INPUT RECORDS
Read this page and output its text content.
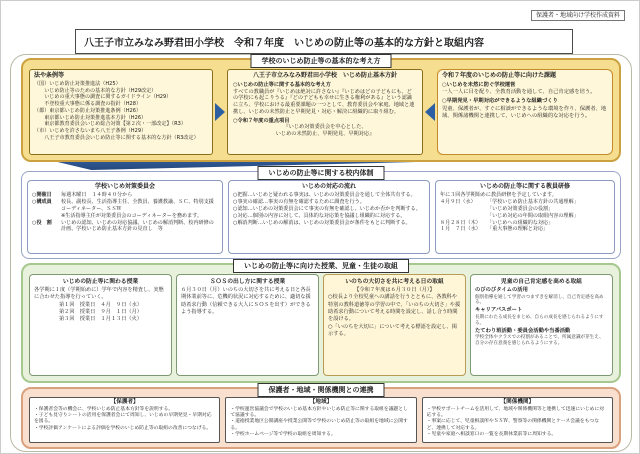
保護者・地域向け学校作成資料
八王子市立みなみ野君田小学校　令和７年度　いじめの防止等の基本的な方針と取組内容
学校のいじめ防止等の基本的な考え方
法や条例等
（国）いじめ防止対策推進法（H25）
　　いじめ防止等のための基本的な方針（H29改定）
　　いじめの重大事態の調査に関するガイドライン（H29）
　　不登校重大事態に係る調査の指針（H28）
（都）東京都いじめ防止対策推進条例（H26）
　　東京都いじめ防止対策推進基本方針（H26）
　　東京都教育委員会いじめ総合対策【第２次・一部改定】（R3）
（市）いじめを許さないまち八王子条例（H29）
　　八王子市教育委員会いじめ防止等に関する基本的な方針（R3改定）
八王子市立みなみ野君田小学校　いじめ防止基本方針
○いじめの防止等に関する基本的な考え方
すべての教職員が『いじめは絶対に許さない』『いじめはどの子どもにも、どの学校にも起こりうる』『どの子どもも幸せに生きる権利がある』という認識に立ち、学校における最重要課題の一つとして、教育委員会や家庭、地域と連携し、いじめの未然防止と早期発見・対応・解決に組織的に取り組む。
○令和７年度の重点項目
『いじめ対策委員会を中心とした、
いじめの未然防止、早期発見、早期対応』
令和７年度のいじめの防止等に向けた課題
○いじめを未然に防ぐ学校運営
一人一人に目を配り、全教育活動を通して、自己肯定感を培う。
○早期発見・早期対応ができるような組織づくり
児童、保護者が、すぐに相談ができるような環境を作り、保護者、地域、関係諸機関と連携して、いじめへの組織的な対応を行う。
いじめの防止等に関する校内体制
学校いじめ対策委員会
○開催日	毎週木曜日　１４時４０分から
○構成員	校長、副校長、生活指導主任、全教員、養護教諭、ＳＣ、特別支援コーディネーター、ＳＳＷ
※生活指導主任が対策委員会のコーディネーターを務めます。
○役　割	いじめの認知、いじめの対応協議、いじめの解消判断、校内研修の計画、学校いじめ防止基本方針の見直し　等
いじめの対応の流れ
○把握…いじめと疑われる事実は、いじめの対策委員会を通して全体共有する。
○事実の確認…事実の有無を確認するために調査を行う。
○認知…いじめの対策委員会にて事実の有無を確認し、いじめか否かを判断する。
○対応…個別の内容に対して、具体的な対応策を協議し組織的に対応する。
○解消判断…いじめの解消は、いじめの対策委員会が条件をもとに判断する。
いじめの防止等に関する教員研修
年に３回各学期始めに教員研修を予定しています。
４月９日（水）	「学校いじめ防止基本方針の共通理解」
「いじめ対策委員会の役割」
「いじめ対応の年間の取組内容の理解」
８月２８日（木）	「いじめへの組織的な対応」
１月　７日（水）	「重大事態の理解と対応」
いじめの防止等に向けた授業、児童・生徒の取組
いじめの防止等に関わる授業
各学期に１度（学期始めに）学年で内容を精査し、実態に合わせた指導を行っていく。
第１回　授業日　４月　９日（水）
第２回　授業日　９月　１日（月）
第３回　授業日　１月１３日（火）
ＳＯＳの出し方に関する授業
６月３０日（月）いのちの大切さを共に考える日と各長期休業前等に、危機的状況に対応するために、適切な援助希求行動（信頼できる大人にＳＯＳを出す）ができるよう指導する。
いのちの大切さを共に考える日の取組
【令和７年度は６月３０日（月）】
○校長より全校児童への講話を行うとともに、各教科や特別の教科道徳等の学習の中で、「いのちの大切さ」や援助希求行動について考える時間を設定し、話し合う時間を設ける。
○「いのちを大切に」について考える標語を設定し、掲示する。
児童の自己肯定感を高める取組
のびのびタイムの活用
個別指導を通して学習のつまずきを解消し、自己肯定感を高める。
キャリアパスポート
長期にわたる成長をまとめ、自らの成長を感じられるようにする。
たてわり班活動・委員会活動や当番活動
学校全体やクラスでの役割があることで、所属意識が芽生え、自分の存在意義を感じられるようにする。
保護者・地域・関係機関との連携
【保護者】
・保護者会等の機会に、学校いじめ防止基本方針等を説明する。
・子ども見守りシートの活用を保護者会にて周知し、いじめの早期発見・早期対応を図る。
・学校評価アンケートによる評価を学校のいじめ防止等の取組の改善につなげる。
【地域】
・学校運営協議会で学校のいじめ基本方針やいじめ防止等に関する取組を議題として協議する。
・道徳授業地区公開講座や授業公開等で学校のいじめ防止等の取組を地域に公開する。
・学校ホームページ等で学校の取組を周知する。
【関係機関】
・学校サポートチームを活用して、地域や関係機関等と連携して迅速にいじめに対応する。
・事案に応じて、児童相談所やＳＳＷ、警察等の関係機関とケース会議をもつなど、連携して対応する。
・児童や家庭へ相談窓口の一覧を長期休業前等に周知する。
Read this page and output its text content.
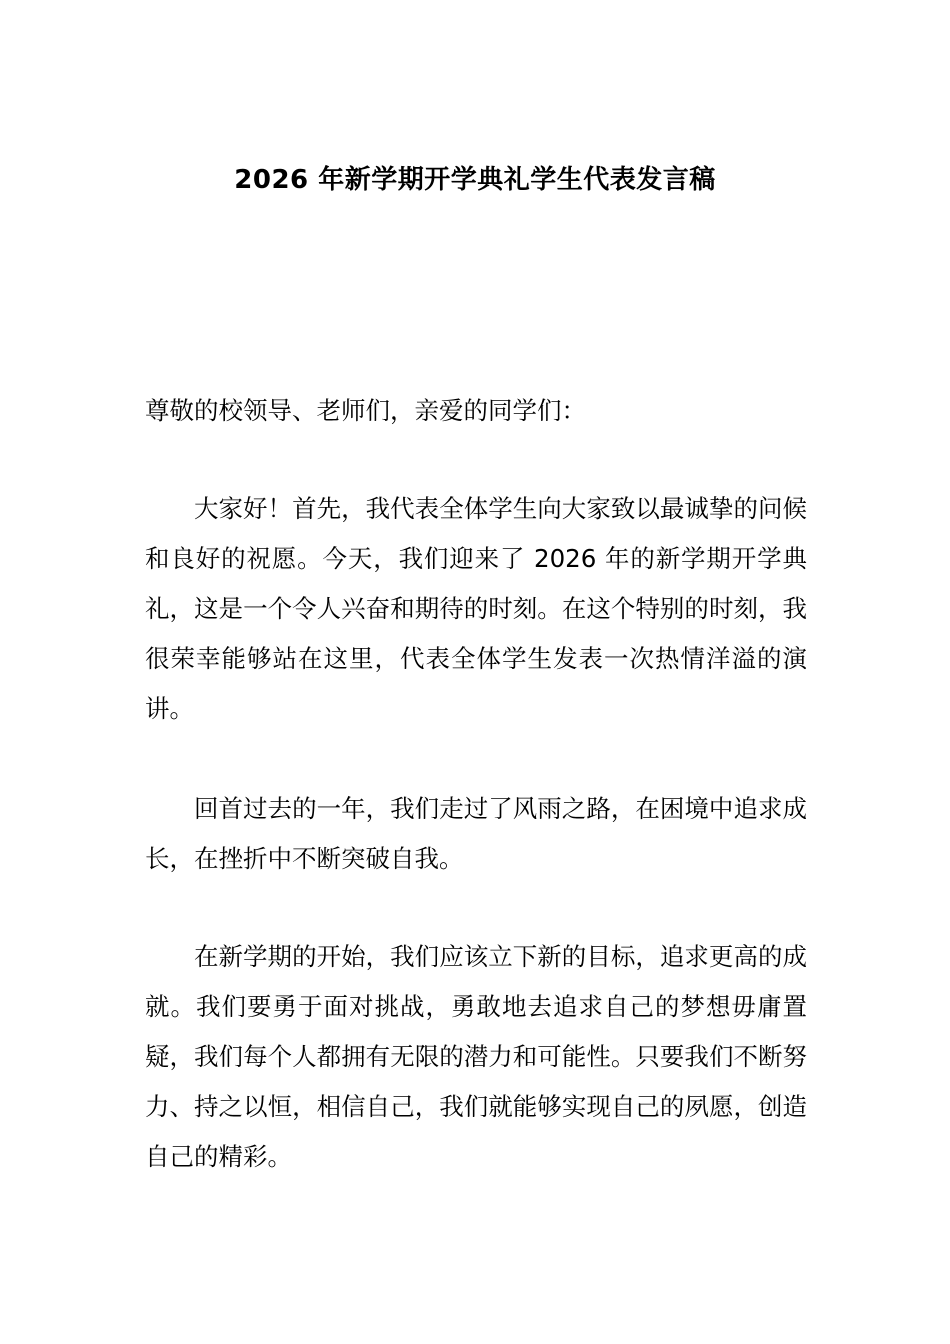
2026 年新学期开学典礼学生代表发言稿
尊敬的校领导、老师们，亲爱的同学们：
大家好！首先，我代表全体学生向大家致以最诚挚的问候和良好的祝愿。今天，我们迎来了 2026 年的新学期开学典礼，这是一个令人兴奋和期待的时刻。在这个特别的时刻，我很荣幸能够站在这里，代表全体学生发表一次热情洋溢的演讲。
回首过去的一年，我们走过了风雨之路，在困境中追求成长，在挫折中不断突破自我。
在新学期的开始，我们应该立下新的目标，追求更高的成就。我们要勇于面对挑战，勇敢地去追求自己的梦想毋庸置疑，我们每个人都拥有无限的潜力和可能性。只要我们不断努力、持之以恒，相信自己，我们就能够实现自己的夙愿，创造自己的精彩。
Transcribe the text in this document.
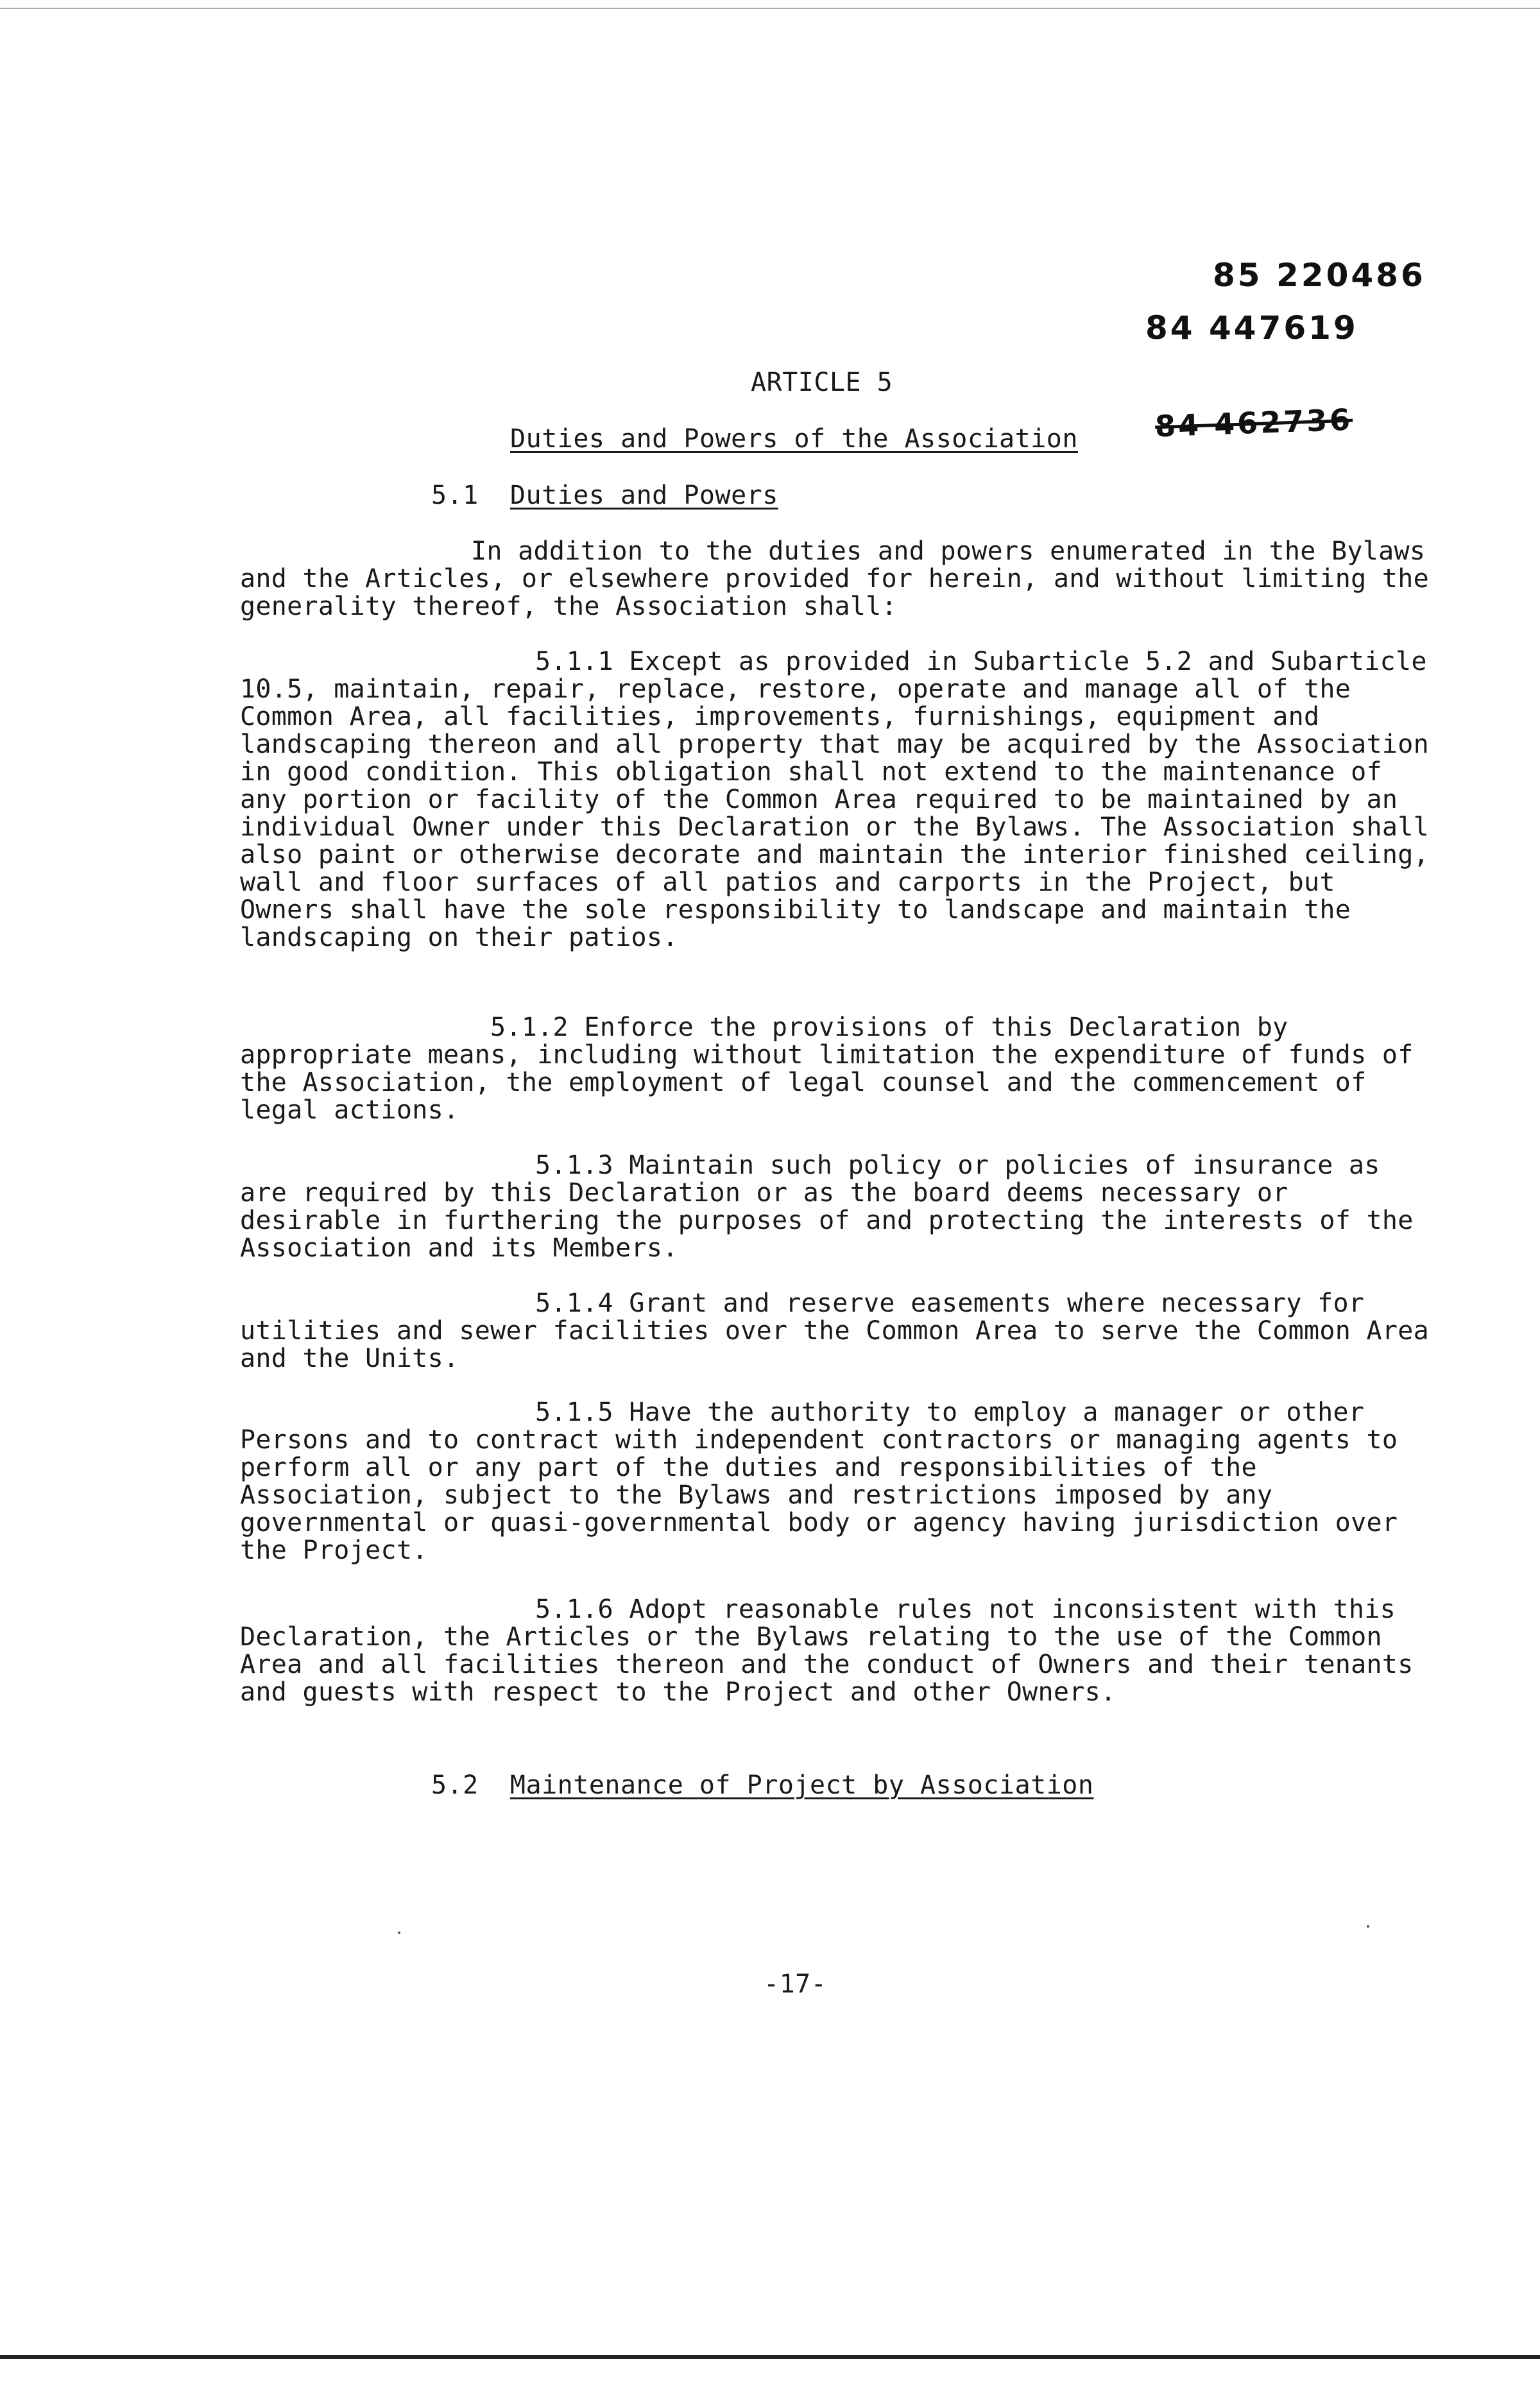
85 220486
84 447619
84 462736
ARTICLE 5
Duties and Powers of the Association
5.1 Duties and Powers

In addition to the duties and powers enumerated in the Bylaws and the Articles, or elsewhere provided for herein, and without limiting the generality thereof, the Association shall:

5.1.1 Except as provided in Subarticle 5.2 and Subarticle 10.5, maintain, repair, replace, restore, operate and manage all of the Common Area, all facilities, improvements, furnishings, equipment and landscaping thereon and all property that may be acquired by the Association in good condition. This obligation shall not extend to the maintenance of any portion or facility of the Common Area required to be maintained by an individual Owner under this Declaration or the Bylaws. The Association shall also paint or otherwise decorate and maintain the interior finished ceiling, wall and floor surfaces of all patios and carports in the Project, but Owners shall have the sole responsibility to landscape and maintain the landscaping on their patios.

5.1.2 Enforce the provisions of this Declaration by appropriate means, including without limitation the expenditure of funds of the Association, the employment of legal counsel and the commencement of legal actions.

5.1.3 Maintain such policy or policies of insurance as are required by this Declaration or as the board deems necessary or desirable in furthering the purposes of and protecting the interests of the Association and its Members.

5.1.4 Grant and reserve easements where necessary for utilities and sewer facilities over the Common Area to serve the Common Area and the Units.

5.1.5 Have the authority to employ a manager or other Persons and to contract with independent contractors or managing agents to perform all or any part of the duties and responsibilities of the Association, subject to the Bylaws and restrictions imposed by any governmental or quasi-governmental body or agency having jurisdiction over the Project.

5.1.6 Adopt reasonable rules not inconsistent with this Declaration, the Articles or the Bylaws relating to the use of the Common Area and all facilities thereon and the conduct of Owners and their tenants and guests with respect to the Project and other Owners.

5.2 Maintenance of Project by Association
-17-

EXERCISE BRIEF
Transcribe the preceding listing in its entirety and with exact wording, leaving out pictures.

WRITTEN REPLY
Read this page and output its text content.
保護者・地域向け学校作成資料
八王子市立みなみ野君田小学校　令和７年度　いじめの防止等の基本的な方針と取組内容
学校のいじめ防止等の基本的な考え方
法や条例等
（国）いじめ防止対策推進法（H25）
　　いじめ防止等のための基本的な方針（H29改定）
　　いじめの重大事態の調査に関するガイドライン（H29）
　　不登校重大事態に係る調査の指針（H28）
（都）東京都いじめ防止対策推進条例（H26）
　　東京都いじめ防止対策推進基本方針（H26）
　　東京都教育委員会いじめ総合対策【第２次・一部改定】（R3）
（市）いじめを許さないまち八王子条例（H29）
　　八王子市教育委員会いじめ防止等に関する基本的な方針（R3改定）
八王子市立みなみ野君田小学校　いじめ防止基本方針
○いじめの防止等に関する基本的な考え方
すべての教職員が『いじめは絶対に許さない』『いじめはどの子どもにも、どの学校にも起こりうる』『どの子どもも幸せに生きる権利がある』という認識に立ち、学校における最重要課題の一つとして、教育委員会や家庭、地域と連携し、いじめの未然防止と早期発見・対応・解決に組織的に取り組む。
○令和７年度の重点項目
『いじめ対策委員会を中心とした、
いじめの未然防止、早期発見、早期対応』
令和７年度のいじめの防止等に向けた課題
○いじめを未然に防ぐ学校運営
一人一人に目を配り、全教育活動を通して、自己肯定感を培う。
○早期発見・早期対応ができるような組織づくり
児童、保護者が、すぐに相談ができるような環境を作り、保護者、地域、関係諸機関と連携して、いじめへの組織的な対応を行う。
いじめの防止等に関する校内体制
学校いじめ対策委員会
○開催日	毎週木曜日　１４時４０分から
○構成員	校長、副校長、生活指導主任、全教員、養護教諭、ＳＣ、特別支援コーディネーター、ＳＳＷ
※生活指導主任が対策委員会のコーディネーターを務めます。
○役　割	いじめの認知、いじめの対応協議、いじめの解消判断、校内研修の計画、学校いじめ防止基本方針の見直し　等
いじめの対応の流れ
○把握…いじめと疑われる事実は、いじめの対策委員会を通して全体共有する。
○事実の確認…事実の有無を確認するために調査を行う。
○認知…いじめの対策委員会にて事実の有無を確認し、いじめか否かを判断する。
○対応…個別の内容に対して、具体的な対応策を協議し組織的に対応する。
○解消判断…いじめの解消は、いじめの対策委員会が条件をもとに判断する。
いじめの防止等に関する教員研修
年に３回各学期始めに教員研修を予定しています。
４月９日（水）	「学校いじめ防止基本方針の共通理解」
「いじめ対策委員会の役割」
「いじめ対応の年間の取組内容の理解」
８月２８日（木）	「いじめへの組織的な対応」
１月　７日（水）	「重大事態の理解と対応」
いじめの防止等に向けた授業、児童・生徒の取組
いじめの防止等に関わる授業
各学期に１度（学期始めに）学年で内容を精査し、実態に合わせた指導を行っていく。
第１回　授業日　４月　９日（水）
第２回　授業日　９月　１日（月）
第３回　授業日　１月１３日（火）
ＳＯＳの出し方に関する授業
６月３０日（月）いのちの大切さを共に考える日と各長期休業前等に、危機的状況に対応するために、適切な援助希求行動（信頼できる大人にＳＯＳを出す）ができるよう指導する。
いのちの大切さを共に考える日の取組
【令和７年度は６月３０日（月）】
○校長より全校児童への講話を行うとともに、各教科や特別の教科道徳等の学習の中で、「いのちの大切さ」や援助希求行動について考える時間を設定し、話し合う時間を設ける。
○「いのちを大切に」について考える標語を設定し、掲示する。
児童の自己肯定感を高める取組
のびのびタイムの活用
個別指導を通して学習のつまずきを解消し、自己肯定感を高める。
キャリアパスポート
長期にわたる成長をまとめ、自らの成長を感じられるようにする。
たてわり班活動・委員会活動や当番活動
学校全体やクラスでの役割があることで、所属意識が芽生え、自分の存在意義を感じられるようにする。
保護者・地域・関係機関との連携
【保護者】
・保護者会等の機会に、学校いじめ防止基本方針等を説明する。
・子ども見守りシートの活用を保護者会にて周知し、いじめの早期発見・早期対応を図る。
・学校評価アンケートによる評価を学校のいじめ防止等の取組の改善につなげる。
【地域】
・学校運営協議会で学校のいじめ基本方針やいじめ防止等に関する取組を議題として協議する。
・道徳授業地区公開講座や授業公開等で学校のいじめ防止等の取組を地域に公開する。
・学校ホームページ等で学校の取組を周知する。
【関係機関】
・学校サポートチームを活用して、地域や関係機関等と連携して迅速にいじめに対応する。
・事案に応じて、児童相談所やＳＳＷ、警察等の関係機関とケース会議をもつなど、連携して対応する。
・児童や家庭へ相談窓口の一覧を長期休業前等に周知する。
Read this page and output its text content.
2026 年新学期开学典礼学生代表发言稿
尊敬的校领导、老师们，亲爱的同学们：
大家好！首先，我代表全体学生向大家致以最诚挚的问候和良好的祝愿。今天，我们迎来了 2026 年的新学期开学典礼，这是一个令人兴奋和期待的时刻。在这个特别的时刻，我很荣幸能够站在这里，代表全体学生发表一次热情洋溢的演讲。
回首过去的一年，我们走过了风雨之路，在困境中追求成长，在挫折中不断突破自我。
在新学期的开始，我们应该立下新的目标，追求更高的成就。我们要勇于面对挑战，勇敢地去追求自己的梦想毋庸置疑，我们每个人都拥有无限的潜力和可能性。只要我们不断努力、持之以恒，相信自己，我们就能够实现自己的夙愿，创造自己的精彩。
Transcribe the text in this document.
85 220486
84 447619
84 462736
ARTICLE 5
Duties and Powers of the Association
5.1 Duties and Powers

In addition to the duties and powers enumerated in the Bylaws and the Articles, or elsewhere provided for herein, and without limiting the generality thereof, the Association shall:

5.1.1 Except as provided in Subarticle 5.2 and Subarticle 10.5, maintain, repair, replace, restore, operate and manage all of the Common Area, all facilities, improvements, furnishings, equipment and landscaping thereon and all property that may be acquired by the Association in good condition. This obligation shall not extend to the maintenance of any portion or facility of the Common Area required to be maintained by an individual Owner under this Declaration or the Bylaws. The Association shall also paint or otherwise decorate and maintain the interior finished ceiling, wall and floor surfaces of all patios and carports in the Project, but Owners shall have the sole responsibility to landscape and maintain the landscaping on their patios.

5.1.2 Enforce the provisions of this Declaration by appropriate means, including without limitation the expenditure of funds of the Association, the employment of legal counsel and the commencement of legal actions.

5.1.3 Maintain such policy or policies of insurance as are required by this Declaration or as the board deems necessary or desirable in furthering the purposes of and protecting the interests of the Association and its Members.

5.1.4 Grant and reserve easements where necessary for utilities and sewer facilities over the Common Area to serve the Common Area and the Units.

5.1.5 Have the authority to employ a manager or other Persons and to contract with independent contractors or managing agents to perform all or any part of the duties and responsibilities of the Association, subject to the Bylaws and restrictions imposed by any governmental or quasi-governmental body or agency having jurisdiction over the Project.

5.1.6 Adopt reasonable rules not inconsistent with this Declaration, the Articles or the Bylaws relating to the use of the Common Area and all facilities thereon and the conduct of Owners and their tenants and guests with respect to the Project and other Owners.

5.2 Maintenance of Project by Association
-17-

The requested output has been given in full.